Data entries:
-- Start --

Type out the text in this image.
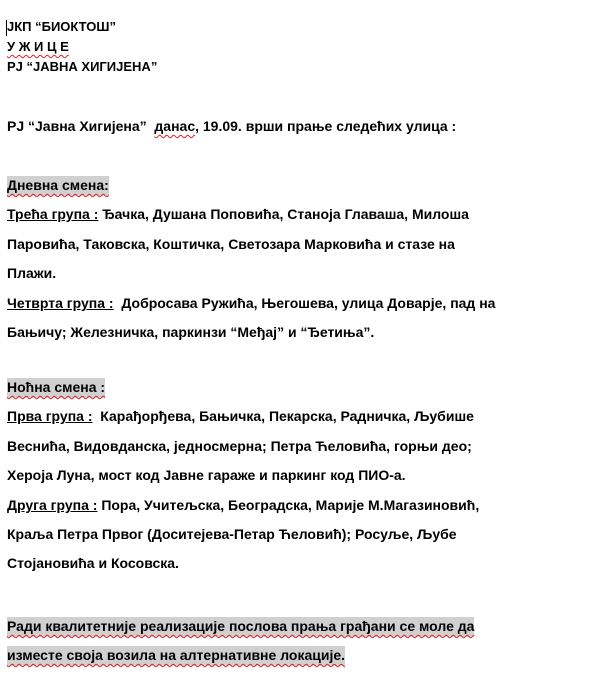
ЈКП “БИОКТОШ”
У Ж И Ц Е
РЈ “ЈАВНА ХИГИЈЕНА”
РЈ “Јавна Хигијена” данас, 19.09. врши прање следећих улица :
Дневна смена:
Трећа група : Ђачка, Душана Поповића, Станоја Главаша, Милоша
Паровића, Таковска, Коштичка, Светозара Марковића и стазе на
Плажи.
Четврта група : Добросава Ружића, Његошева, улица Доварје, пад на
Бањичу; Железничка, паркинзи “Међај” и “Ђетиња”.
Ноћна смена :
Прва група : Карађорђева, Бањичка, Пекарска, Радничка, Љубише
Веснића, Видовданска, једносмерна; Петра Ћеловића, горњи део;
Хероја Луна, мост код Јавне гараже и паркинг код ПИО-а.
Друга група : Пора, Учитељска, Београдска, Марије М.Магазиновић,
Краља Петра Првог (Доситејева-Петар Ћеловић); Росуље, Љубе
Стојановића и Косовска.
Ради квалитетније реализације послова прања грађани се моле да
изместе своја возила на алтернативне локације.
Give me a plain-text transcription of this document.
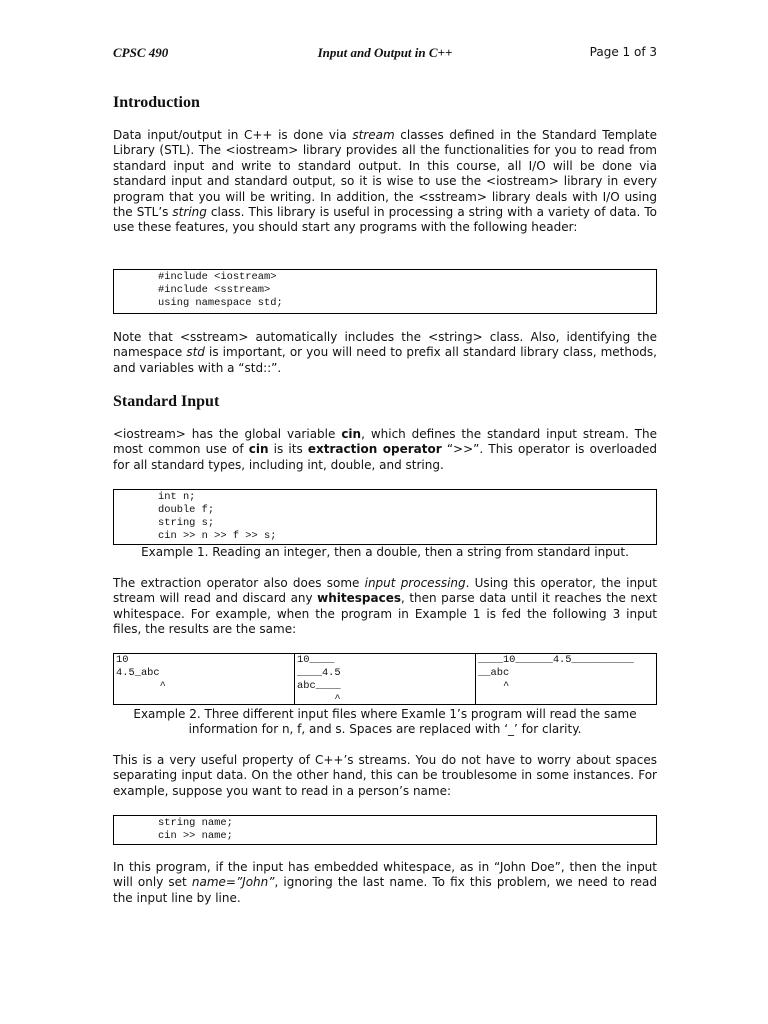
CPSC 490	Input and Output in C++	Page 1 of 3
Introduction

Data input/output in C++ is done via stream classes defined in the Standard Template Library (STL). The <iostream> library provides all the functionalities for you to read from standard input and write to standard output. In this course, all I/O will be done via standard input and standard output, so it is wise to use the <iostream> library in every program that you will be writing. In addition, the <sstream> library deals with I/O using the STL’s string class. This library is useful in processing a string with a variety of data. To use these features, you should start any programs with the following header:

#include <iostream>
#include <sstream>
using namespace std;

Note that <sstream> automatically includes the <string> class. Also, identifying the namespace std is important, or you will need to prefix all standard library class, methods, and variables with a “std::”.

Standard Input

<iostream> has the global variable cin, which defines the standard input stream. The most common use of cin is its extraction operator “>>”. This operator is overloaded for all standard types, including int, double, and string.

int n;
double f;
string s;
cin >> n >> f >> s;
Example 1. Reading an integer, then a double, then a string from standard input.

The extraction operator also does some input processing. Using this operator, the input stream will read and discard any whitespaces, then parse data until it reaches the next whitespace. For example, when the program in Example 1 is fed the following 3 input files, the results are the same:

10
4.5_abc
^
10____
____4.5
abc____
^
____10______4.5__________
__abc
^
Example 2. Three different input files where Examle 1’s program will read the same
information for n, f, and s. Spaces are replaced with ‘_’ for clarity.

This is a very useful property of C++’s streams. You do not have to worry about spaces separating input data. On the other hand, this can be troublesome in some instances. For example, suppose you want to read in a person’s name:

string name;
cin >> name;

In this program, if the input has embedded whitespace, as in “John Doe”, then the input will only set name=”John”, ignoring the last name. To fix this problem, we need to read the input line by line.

-- End --

*Given request:*
Copy out each line of the listing that holds "processing".

*Answer to the problem:*
Data input/output in C++ is done via stream classes defined in the Standard Template Library (STL). The <iostream> library provides all the functionalities for you to read from standard input and write to standard output. In this course, all I/O will be done via standard input and standard output, so it is wise to use the <iostream> library in every program that you will be writing. In addition, the <sstream> library deals with I/O using the STL’s string class. This library is useful in processing a string with a variety of data. To use these features, you should start any programs with the following header:
The extraction operator also does some input processing. Using this operator, the input stream will read and discard any whitespaces, then parse data until it reaches the next whitespace. For example, when the program in Example 1 is fed the following 3 input files, the results are the same:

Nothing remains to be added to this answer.